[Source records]
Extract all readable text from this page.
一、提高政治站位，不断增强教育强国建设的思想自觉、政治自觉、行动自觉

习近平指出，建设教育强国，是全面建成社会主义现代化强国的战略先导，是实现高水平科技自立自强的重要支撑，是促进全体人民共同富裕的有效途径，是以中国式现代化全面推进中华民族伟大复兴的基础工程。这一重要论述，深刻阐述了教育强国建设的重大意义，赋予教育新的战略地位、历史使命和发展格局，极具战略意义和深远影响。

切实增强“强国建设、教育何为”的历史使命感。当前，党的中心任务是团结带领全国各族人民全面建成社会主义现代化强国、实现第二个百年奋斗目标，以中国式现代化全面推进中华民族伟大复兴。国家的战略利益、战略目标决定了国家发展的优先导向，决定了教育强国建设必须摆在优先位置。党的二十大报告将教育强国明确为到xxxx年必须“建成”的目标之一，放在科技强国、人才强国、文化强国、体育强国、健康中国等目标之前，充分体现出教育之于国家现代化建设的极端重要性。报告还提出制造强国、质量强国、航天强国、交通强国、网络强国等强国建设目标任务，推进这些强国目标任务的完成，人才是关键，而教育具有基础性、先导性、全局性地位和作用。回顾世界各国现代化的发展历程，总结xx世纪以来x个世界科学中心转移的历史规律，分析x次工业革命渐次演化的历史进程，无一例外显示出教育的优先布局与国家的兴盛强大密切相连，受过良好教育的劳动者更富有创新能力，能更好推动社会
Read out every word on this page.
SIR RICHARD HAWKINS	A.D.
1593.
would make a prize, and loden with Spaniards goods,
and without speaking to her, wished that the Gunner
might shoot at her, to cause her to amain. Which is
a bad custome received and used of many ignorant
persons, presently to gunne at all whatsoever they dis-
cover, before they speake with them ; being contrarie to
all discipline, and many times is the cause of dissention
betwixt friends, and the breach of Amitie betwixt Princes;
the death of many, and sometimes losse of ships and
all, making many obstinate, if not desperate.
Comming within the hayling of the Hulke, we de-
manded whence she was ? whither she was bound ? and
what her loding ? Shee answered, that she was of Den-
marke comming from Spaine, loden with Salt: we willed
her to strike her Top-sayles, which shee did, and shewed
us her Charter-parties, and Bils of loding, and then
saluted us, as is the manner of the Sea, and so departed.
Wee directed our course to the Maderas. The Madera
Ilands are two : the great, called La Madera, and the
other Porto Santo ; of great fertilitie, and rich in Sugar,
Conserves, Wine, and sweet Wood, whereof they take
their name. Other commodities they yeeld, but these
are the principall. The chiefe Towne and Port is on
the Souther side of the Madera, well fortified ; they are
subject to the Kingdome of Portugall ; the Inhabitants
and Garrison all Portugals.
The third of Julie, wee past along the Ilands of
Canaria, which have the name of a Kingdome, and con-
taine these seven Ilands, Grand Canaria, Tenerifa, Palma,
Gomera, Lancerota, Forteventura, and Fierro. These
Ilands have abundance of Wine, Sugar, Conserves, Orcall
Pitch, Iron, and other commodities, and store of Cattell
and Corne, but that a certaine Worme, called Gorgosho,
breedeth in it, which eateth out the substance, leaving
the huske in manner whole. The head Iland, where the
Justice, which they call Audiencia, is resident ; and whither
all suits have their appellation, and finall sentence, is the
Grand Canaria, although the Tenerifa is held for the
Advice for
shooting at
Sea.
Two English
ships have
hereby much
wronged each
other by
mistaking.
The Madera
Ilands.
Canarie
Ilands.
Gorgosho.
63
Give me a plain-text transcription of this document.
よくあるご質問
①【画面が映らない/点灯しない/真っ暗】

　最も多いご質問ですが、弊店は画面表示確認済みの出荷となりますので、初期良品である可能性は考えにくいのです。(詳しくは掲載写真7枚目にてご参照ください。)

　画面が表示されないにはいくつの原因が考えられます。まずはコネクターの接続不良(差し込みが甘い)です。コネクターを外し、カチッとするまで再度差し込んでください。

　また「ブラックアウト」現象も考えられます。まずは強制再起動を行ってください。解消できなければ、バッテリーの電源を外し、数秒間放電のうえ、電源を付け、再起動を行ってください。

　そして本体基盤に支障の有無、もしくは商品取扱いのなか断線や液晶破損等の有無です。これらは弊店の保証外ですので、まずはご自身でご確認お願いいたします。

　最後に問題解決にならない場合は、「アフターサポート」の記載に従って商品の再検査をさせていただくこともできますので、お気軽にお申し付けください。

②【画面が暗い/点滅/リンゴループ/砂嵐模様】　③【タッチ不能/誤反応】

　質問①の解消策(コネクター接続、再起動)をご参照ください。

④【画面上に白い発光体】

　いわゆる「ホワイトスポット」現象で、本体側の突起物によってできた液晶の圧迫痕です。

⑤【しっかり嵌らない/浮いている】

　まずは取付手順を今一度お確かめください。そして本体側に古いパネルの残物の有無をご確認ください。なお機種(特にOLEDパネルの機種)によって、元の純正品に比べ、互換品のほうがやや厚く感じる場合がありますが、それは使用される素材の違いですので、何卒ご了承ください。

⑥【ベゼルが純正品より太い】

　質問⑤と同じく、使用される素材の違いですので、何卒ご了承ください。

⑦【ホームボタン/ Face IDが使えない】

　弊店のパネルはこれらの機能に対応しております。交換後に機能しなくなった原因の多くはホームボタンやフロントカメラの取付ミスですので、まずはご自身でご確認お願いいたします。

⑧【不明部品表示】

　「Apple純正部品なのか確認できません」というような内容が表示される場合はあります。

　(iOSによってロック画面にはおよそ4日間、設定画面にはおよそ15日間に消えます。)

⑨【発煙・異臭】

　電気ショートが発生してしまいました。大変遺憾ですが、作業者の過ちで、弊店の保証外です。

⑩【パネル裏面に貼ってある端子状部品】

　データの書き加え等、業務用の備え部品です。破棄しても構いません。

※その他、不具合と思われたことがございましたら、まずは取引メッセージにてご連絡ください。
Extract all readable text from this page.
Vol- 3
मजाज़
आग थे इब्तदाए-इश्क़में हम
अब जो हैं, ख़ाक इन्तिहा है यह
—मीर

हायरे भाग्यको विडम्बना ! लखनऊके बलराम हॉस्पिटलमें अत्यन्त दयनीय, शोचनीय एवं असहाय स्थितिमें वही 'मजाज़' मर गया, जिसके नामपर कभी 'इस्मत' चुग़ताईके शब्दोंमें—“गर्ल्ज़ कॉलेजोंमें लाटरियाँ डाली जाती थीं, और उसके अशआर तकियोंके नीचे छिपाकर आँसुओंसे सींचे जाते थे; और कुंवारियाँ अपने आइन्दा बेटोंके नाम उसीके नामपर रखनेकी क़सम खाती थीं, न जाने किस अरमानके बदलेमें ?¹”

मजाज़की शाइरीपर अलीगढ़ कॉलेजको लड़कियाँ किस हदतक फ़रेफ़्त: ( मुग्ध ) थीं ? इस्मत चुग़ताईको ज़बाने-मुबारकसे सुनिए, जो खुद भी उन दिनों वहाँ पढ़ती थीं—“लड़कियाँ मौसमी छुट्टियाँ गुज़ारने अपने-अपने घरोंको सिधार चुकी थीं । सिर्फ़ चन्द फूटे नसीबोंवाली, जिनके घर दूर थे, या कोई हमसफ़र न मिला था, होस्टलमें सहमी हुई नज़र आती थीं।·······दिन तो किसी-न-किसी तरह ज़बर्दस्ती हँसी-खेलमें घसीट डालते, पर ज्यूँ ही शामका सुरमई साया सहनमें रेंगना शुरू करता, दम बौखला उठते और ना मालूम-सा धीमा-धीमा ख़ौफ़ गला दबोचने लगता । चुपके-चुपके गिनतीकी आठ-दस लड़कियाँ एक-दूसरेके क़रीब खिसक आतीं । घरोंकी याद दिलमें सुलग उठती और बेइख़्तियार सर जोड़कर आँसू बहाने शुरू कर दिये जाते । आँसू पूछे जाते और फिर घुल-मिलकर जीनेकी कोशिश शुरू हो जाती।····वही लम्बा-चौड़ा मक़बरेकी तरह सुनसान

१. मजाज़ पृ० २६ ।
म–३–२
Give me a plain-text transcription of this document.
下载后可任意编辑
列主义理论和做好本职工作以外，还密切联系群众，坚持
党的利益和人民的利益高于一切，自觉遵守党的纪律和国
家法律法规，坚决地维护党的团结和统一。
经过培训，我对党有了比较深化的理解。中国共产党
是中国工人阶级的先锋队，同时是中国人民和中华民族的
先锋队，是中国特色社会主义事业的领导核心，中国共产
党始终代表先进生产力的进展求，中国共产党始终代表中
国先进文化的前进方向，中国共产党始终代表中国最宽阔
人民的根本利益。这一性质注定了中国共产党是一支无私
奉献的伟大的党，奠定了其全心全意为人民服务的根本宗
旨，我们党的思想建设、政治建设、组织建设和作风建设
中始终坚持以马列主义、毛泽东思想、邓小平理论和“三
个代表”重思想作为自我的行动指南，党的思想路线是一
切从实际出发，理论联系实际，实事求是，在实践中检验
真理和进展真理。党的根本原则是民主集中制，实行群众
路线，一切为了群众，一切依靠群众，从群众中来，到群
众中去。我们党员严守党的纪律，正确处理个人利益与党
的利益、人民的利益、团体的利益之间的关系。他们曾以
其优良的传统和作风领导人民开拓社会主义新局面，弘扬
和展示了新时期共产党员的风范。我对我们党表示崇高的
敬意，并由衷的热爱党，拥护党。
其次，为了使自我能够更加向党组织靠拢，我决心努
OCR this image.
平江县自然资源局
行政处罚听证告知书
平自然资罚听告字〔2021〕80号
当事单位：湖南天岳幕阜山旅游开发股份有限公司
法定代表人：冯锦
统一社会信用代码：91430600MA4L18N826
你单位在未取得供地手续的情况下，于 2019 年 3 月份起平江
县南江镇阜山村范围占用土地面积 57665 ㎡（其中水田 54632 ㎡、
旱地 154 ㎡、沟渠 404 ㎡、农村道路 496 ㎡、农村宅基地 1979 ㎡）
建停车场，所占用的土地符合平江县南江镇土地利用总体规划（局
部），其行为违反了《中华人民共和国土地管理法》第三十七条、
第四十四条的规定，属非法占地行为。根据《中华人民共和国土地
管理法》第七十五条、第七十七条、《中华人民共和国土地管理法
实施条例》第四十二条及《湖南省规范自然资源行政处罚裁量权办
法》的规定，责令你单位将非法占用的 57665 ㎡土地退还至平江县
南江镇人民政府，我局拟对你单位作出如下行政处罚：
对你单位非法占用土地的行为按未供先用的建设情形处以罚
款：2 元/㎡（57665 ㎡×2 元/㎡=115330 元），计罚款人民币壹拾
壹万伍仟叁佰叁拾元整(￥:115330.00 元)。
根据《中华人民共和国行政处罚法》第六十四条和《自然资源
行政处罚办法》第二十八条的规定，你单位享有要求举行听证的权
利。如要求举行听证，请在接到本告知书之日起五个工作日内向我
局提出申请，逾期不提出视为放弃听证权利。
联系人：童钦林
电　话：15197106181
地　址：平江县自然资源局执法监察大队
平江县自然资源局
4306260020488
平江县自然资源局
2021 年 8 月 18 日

§ **What you are asked to do**
Every line from the one containing "OCR this image." through the last line must be copied exactly; leave out the rest.

§ **Answer to the exercise**
OCR this image.
平江县自然资源局
行政处罚听证告知书
平自然资罚听告字〔2021〕80号
当事单位：湖南天岳幕阜山旅游开发股份有限公司
法定代表人：冯锦
统一社会信用代码：91430600MA4L18N826
你单位在未取得供地手续的情况下，于 2019 年 3 月份起平江
县南江镇阜山村范围占用土地面积 57665 ㎡（其中水田 54632 ㎡、
旱地 154 ㎡、沟渠 404 ㎡、农村道路 496 ㎡、农村宅基地 1979 ㎡）
建停车场，所占用的土地符合平江县南江镇土地利用总体规划（局
部），其行为违反了《中华人民共和国土地管理法》第三十七条、
第四十四条的规定，属非法占地行为。根据《中华人民共和国土地
管理法》第七十五条、第七十七条、《中华人民共和国土地管理法
实施条例》第四十二条及《湖南省规范自然资源行政处罚裁量权办
法》的规定，责令你单位将非法占用的 57665 ㎡土地退还至平江县
南江镇人民政府，我局拟对你单位作出如下行政处罚：
对你单位非法占用土地的行为按未供先用的建设情形处以罚
款：2 元/㎡（57665 ㎡×2 元/㎡=115330 元），计罚款人民币壹拾
壹万伍仟叁佰叁拾元整(￥:115330.00 元)。
根据《中华人民共和国行政处罚法》第六十四条和《自然资源
行政处罚办法》第二十八条的规定，你单位享有要求举行听证的权
利。如要求举行听证，请在接到本告知书之日起五个工作日内向我
局提出申请，逾期不提出视为放弃听证权利。
联系人：童钦林
电　话：15197106181
地　址：平江县自然资源局执法监察大队
平江县自然资源局
4306260020488
平江县自然资源局
2021 年 8 月 18 日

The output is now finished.